● **GOAL**
Without including any pictures, write out the listing below exactly.

● **RAW DATA**
★ ★ ★ ★

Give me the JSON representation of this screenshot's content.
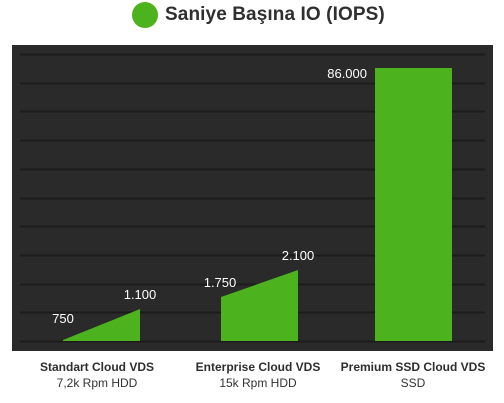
{
  "header": {
    "title": "Saniye Başına IO (IOPS)"
  },
  "colors": {
    "accent": "#4cb21d",
    "plot_background": "#2a2a2a",
    "grid_line": "#1c1c1c",
    "value_label": "#ffffff"
  },
  "categories": [
    {
      "name": "Standart Cloud VDS",
      "sub": "7,2k Rpm HDD"
    },
    {
      "name": "Enterprise Cloud VDS",
      "sub": "15k Rpm HDD"
    },
    {
      "name": "Premium SSD Cloud VDS",
      "sub": "SSD"
    }
  ],
  "chart_data": {
    "type": "bar",
    "title": "Saniye Başına IO (IOPS)",
    "legend": {
      "position": "top",
      "entries": [
        "Saniye Başına IO (IOPS)"
      ]
    },
    "categories": [
      "Standart Cloud VDS",
      "Enterprise Cloud VDS",
      "Premium SSD Cloud VDS"
    ],
    "subcategories": [
      "7,2k Rpm HDD",
      "15k Rpm HDD",
      "SSD"
    ],
    "series": [
      {
        "name": "Saniye Başına IO (IOPS)",
        "low": [
          750,
          1750,
          86000
        ],
        "high": [
          1100,
          2100,
          86000
        ],
        "low_labels": [
          "750",
          "1.750",
          "86.000"
        ],
        "high_labels": [
          "1.100",
          "2.100",
          ""
        ]
      }
    ],
    "scale_note": "bars for HDD tiers are drawn as a rising wedge from low to high; SSD bar is a full column",
    "grid": true,
    "xlabel": "",
    "ylabel": ""
  }
}
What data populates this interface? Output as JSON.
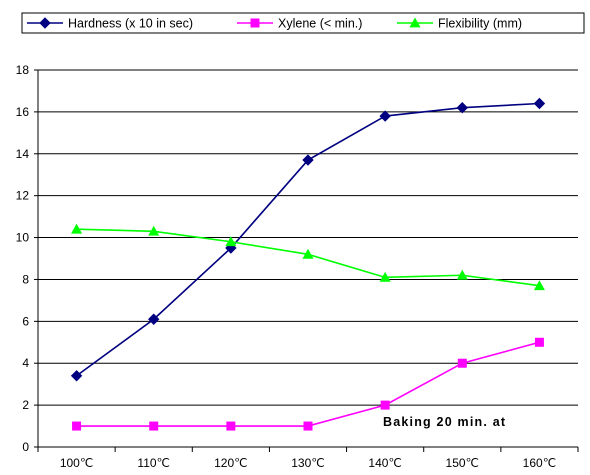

★ ★ ★ ★

● **THE COMPLETED TASK**
Give me the JSON representation of this screenshot's content.
{
  "header": {
    "title": "Saniye Başına IO (IOPS)"
  },
  "colors": {
    "accent": "#4cb21d",
    "plot_background": "#2a2a2a",
    "grid_line": "#1c1c1c",
    "value_label": "#ffffff"
  },
  "categories": [
    {
      "name": "Standart Cloud VDS",
      "sub": "7,2k Rpm HDD"
    },
    {
      "name": "Enterprise Cloud VDS",
      "sub": "15k Rpm HDD"
    },
    {
      "name": "Premium SSD Cloud VDS",
      "sub": "SSD"
    }
  ],
  "chart_data": {
    "type": "bar",
    "title": "Saniye Başına IO (IOPS)",
    "legend": {
      "position": "top",
      "entries": [
        "Saniye Başına IO (IOPS)"
      ]
    },
    "categories": [
      "Standart Cloud VDS",
      "Enterprise Cloud VDS",
      "Premium SSD Cloud VDS"
    ],
    "subcategories": [
      "7,2k Rpm HDD",
      "15k Rpm HDD",
      "SSD"
    ],
    "series": [
      {
        "name": "Saniye Başına IO (IOPS)",
        "low": [
          750,
          1750,
          86000
        ],
        "high": [
          1100,
          2100,
          86000
        ],
        "low_labels": [
          "750",
          "1.750",
          "86.000"
        ],
        "high_labels": [
          "1.100",
          "2.100",
          ""
        ]
      }
    ],
    "scale_note": "bars for HDD tiers are drawn as a rising wedge from low to high; SSD bar is a full column",
    "grid": true,
    "xlabel": "",
    "ylabel": ""
  }
}
What data populates this interface? Output as JSON.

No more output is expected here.